Exercise description ->
Return the number of lines that include the string "this", without any other text.

Data for processing ->

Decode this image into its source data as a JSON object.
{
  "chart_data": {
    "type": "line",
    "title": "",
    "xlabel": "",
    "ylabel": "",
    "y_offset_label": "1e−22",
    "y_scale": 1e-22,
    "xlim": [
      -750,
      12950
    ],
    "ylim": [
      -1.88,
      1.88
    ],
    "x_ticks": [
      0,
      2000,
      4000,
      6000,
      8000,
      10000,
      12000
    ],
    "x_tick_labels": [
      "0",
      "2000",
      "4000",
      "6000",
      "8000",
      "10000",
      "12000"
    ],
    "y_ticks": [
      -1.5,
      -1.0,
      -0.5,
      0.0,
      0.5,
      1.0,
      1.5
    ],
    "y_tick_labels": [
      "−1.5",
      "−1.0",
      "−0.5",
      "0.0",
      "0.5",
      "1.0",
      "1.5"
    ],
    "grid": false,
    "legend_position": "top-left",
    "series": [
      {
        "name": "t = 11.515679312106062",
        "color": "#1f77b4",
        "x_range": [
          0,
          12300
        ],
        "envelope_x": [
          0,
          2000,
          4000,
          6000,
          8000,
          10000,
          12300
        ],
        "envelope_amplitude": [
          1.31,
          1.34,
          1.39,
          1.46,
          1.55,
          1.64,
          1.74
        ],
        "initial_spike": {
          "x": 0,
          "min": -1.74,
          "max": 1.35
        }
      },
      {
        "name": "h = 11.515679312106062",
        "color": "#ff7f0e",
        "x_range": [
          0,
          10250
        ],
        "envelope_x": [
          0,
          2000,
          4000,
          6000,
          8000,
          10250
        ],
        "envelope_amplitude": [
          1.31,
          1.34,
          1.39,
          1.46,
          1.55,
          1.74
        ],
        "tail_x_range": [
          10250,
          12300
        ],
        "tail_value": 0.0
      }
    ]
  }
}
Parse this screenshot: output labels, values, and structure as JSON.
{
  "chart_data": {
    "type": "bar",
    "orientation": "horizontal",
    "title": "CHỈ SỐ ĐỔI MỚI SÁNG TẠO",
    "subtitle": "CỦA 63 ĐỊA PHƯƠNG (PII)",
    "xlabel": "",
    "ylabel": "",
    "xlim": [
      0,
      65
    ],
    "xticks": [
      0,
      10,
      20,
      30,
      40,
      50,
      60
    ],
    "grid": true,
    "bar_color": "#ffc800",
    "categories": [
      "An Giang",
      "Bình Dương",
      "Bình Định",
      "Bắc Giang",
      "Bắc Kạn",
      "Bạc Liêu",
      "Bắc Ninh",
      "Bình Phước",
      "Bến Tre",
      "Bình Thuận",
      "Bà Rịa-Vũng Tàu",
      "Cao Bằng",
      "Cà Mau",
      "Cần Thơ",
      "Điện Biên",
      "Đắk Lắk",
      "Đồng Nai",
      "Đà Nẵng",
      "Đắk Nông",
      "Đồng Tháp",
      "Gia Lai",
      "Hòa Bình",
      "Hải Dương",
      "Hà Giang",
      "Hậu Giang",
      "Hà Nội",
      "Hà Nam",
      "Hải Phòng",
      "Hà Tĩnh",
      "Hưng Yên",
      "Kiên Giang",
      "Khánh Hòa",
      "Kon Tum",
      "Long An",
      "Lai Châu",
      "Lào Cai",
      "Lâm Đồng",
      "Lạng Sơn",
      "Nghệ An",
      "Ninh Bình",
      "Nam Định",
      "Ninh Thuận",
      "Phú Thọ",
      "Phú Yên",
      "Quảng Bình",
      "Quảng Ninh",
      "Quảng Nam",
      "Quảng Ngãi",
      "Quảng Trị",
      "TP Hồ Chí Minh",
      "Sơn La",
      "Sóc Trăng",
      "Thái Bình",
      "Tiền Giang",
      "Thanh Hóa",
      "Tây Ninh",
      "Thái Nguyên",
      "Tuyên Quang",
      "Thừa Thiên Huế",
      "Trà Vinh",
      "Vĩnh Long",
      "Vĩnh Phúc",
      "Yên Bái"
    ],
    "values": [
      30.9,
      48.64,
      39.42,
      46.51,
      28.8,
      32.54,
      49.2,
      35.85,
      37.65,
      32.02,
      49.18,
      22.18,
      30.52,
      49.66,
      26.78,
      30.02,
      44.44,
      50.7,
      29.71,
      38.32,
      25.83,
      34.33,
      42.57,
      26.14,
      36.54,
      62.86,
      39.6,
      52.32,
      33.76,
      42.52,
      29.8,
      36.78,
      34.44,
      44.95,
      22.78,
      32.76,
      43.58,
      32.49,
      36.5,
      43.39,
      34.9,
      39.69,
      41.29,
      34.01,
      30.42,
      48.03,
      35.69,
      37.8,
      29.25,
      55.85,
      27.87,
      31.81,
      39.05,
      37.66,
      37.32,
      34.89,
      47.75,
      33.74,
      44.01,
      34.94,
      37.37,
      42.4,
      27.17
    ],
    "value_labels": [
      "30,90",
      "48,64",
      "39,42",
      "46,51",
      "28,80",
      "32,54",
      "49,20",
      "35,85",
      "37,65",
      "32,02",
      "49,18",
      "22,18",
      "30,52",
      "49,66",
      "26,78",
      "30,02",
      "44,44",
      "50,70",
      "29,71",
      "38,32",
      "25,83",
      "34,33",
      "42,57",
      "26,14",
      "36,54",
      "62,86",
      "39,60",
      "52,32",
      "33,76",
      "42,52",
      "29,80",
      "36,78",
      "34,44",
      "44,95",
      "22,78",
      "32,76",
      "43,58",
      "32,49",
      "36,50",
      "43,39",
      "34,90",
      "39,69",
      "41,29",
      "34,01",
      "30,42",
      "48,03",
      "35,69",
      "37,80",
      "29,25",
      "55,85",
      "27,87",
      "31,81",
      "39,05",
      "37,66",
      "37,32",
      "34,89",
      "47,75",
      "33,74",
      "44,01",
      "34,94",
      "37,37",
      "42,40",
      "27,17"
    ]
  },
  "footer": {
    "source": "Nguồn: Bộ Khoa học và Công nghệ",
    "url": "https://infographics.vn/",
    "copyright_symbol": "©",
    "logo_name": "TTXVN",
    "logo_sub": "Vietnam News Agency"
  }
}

In response ->
2